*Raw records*
** Start **
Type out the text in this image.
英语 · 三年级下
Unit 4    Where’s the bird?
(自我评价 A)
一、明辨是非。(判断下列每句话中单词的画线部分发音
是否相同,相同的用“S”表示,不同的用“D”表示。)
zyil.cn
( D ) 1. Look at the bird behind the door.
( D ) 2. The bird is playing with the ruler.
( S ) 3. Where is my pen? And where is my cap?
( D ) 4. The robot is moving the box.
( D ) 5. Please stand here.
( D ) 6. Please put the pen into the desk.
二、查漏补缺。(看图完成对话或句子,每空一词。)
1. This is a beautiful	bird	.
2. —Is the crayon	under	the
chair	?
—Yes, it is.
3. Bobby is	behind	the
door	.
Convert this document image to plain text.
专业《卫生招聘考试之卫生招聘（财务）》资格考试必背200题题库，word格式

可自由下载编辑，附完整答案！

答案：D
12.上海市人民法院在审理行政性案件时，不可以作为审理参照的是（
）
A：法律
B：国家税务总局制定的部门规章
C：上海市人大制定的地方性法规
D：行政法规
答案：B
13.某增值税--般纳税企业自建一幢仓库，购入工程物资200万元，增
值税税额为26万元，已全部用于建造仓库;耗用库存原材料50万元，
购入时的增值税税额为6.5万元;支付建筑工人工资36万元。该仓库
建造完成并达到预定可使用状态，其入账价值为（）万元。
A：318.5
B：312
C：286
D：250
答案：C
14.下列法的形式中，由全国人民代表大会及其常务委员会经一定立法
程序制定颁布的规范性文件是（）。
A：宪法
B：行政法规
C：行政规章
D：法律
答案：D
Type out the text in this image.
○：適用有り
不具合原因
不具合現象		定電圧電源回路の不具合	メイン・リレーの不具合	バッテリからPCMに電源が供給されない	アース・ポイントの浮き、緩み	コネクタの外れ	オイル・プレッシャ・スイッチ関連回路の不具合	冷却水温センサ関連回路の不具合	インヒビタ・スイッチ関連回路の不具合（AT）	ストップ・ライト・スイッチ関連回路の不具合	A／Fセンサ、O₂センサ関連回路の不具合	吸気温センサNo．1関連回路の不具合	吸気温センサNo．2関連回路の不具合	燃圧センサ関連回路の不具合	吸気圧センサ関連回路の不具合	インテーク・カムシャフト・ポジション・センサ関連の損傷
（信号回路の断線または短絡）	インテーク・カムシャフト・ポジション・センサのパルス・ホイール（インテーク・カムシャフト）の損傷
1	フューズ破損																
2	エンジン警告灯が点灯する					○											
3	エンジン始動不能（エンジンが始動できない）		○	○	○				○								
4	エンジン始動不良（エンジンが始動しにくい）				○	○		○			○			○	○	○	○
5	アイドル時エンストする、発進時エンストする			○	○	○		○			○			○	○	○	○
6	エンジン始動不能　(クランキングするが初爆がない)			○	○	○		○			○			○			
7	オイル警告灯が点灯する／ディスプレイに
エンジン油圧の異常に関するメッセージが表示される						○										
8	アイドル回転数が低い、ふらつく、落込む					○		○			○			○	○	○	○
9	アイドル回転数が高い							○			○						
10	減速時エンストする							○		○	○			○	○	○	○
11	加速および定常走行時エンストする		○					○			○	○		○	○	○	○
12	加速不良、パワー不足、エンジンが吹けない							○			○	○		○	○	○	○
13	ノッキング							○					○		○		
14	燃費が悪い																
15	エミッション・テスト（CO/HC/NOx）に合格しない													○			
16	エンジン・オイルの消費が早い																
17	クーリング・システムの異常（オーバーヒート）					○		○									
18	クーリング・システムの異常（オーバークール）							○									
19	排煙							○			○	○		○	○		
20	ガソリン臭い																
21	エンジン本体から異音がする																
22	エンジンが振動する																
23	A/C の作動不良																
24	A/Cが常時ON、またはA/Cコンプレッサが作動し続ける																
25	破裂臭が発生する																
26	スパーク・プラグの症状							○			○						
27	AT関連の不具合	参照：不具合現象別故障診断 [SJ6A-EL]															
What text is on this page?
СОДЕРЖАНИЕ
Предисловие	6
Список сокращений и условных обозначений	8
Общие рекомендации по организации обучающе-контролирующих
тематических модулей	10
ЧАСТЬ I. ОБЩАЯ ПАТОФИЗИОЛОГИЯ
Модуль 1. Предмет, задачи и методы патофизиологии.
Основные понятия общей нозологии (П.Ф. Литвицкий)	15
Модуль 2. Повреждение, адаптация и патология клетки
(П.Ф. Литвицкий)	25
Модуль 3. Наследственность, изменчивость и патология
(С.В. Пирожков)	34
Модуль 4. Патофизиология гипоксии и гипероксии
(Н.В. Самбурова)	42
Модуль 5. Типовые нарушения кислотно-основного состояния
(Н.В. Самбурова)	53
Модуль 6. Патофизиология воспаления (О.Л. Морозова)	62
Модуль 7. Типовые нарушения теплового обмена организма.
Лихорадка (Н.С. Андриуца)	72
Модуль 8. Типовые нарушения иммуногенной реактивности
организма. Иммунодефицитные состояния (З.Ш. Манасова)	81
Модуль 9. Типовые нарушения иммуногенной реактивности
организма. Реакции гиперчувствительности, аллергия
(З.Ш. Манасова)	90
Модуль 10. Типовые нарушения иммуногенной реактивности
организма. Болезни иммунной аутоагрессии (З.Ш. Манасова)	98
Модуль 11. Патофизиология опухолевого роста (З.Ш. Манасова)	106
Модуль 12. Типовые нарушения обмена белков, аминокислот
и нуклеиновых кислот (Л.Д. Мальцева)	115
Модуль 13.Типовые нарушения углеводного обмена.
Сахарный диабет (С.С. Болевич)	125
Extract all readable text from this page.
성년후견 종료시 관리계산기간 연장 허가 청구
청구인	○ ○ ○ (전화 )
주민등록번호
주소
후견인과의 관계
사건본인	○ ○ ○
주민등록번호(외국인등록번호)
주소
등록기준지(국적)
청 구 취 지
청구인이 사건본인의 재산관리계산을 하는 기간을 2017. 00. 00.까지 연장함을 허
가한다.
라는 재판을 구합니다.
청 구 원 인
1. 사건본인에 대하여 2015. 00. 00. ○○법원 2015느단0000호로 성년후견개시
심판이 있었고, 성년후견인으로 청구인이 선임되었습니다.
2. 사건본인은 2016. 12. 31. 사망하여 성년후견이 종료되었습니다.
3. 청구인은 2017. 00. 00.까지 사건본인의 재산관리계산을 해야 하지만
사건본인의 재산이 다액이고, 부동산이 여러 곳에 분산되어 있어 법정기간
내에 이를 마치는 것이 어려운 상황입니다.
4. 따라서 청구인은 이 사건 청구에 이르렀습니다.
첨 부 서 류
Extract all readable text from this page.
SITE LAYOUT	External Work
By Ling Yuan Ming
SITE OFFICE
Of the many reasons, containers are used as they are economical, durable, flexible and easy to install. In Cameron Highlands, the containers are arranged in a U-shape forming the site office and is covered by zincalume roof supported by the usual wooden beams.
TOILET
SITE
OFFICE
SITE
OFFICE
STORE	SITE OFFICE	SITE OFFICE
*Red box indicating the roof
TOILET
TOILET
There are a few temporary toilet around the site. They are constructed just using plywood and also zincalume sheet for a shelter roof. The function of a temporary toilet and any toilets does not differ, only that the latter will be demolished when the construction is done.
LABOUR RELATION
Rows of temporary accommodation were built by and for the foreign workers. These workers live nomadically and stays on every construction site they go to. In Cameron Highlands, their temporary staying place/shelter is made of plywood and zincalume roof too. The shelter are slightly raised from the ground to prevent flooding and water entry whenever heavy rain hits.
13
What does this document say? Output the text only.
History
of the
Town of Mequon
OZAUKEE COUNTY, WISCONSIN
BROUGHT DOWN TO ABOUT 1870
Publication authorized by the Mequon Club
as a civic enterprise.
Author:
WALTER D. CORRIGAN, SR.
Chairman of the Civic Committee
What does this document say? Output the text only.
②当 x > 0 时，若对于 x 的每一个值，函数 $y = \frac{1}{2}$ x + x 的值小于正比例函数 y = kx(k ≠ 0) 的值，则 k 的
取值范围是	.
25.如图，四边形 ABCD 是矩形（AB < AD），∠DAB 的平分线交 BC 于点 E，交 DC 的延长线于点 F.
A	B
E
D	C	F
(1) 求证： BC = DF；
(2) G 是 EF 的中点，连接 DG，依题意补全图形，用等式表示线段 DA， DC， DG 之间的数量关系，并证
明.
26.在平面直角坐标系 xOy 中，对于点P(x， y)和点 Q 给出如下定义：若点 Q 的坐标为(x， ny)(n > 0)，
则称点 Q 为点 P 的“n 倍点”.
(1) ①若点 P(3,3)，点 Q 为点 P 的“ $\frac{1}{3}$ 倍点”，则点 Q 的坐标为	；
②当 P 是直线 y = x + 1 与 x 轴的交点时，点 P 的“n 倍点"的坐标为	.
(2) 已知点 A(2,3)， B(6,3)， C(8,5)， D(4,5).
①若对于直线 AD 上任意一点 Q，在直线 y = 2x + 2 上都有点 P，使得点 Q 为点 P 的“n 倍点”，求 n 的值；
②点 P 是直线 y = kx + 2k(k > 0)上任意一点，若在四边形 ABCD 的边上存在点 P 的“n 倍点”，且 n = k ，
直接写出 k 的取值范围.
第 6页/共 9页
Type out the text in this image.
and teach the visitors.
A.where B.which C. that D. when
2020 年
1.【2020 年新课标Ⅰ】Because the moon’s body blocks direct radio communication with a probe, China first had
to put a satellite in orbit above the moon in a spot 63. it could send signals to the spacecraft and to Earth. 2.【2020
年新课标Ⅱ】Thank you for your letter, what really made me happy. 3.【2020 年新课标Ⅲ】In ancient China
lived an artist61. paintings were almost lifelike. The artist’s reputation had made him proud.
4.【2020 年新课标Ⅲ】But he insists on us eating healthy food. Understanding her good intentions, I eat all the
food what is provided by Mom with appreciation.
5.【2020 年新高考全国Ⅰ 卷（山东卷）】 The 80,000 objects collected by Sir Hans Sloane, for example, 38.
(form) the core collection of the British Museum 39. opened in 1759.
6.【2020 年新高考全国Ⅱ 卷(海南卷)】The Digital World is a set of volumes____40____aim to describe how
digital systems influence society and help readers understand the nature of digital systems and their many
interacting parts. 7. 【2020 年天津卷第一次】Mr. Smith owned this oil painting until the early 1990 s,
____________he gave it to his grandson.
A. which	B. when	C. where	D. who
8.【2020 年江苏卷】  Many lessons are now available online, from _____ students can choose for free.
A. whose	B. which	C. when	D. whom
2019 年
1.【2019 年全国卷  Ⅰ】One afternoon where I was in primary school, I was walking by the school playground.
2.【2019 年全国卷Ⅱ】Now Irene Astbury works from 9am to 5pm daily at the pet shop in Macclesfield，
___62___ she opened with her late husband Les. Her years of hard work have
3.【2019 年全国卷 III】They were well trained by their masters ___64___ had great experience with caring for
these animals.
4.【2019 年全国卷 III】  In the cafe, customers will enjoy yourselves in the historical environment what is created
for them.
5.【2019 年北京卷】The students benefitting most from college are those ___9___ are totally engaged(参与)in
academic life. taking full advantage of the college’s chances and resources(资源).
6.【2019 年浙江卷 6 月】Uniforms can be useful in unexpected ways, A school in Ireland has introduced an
** End **
*AIM OF THE EXERCISE*
Gather all lines from the listing above in which "frac" occurs.

*SOLUTION TO THE PROBLEM*
②当 x > 0 时，若对于 x 的每一个值，函数 $y = \frac{1}{2}$ x + x 的值小于正比例函数 y = kx(k ≠ 0) 的值，则 k 的
(1) ①若点 P(3,3)，点 Q 为点 P 的“ $\frac{1}{3}$ 倍点”，则点 Q 的坐标为	；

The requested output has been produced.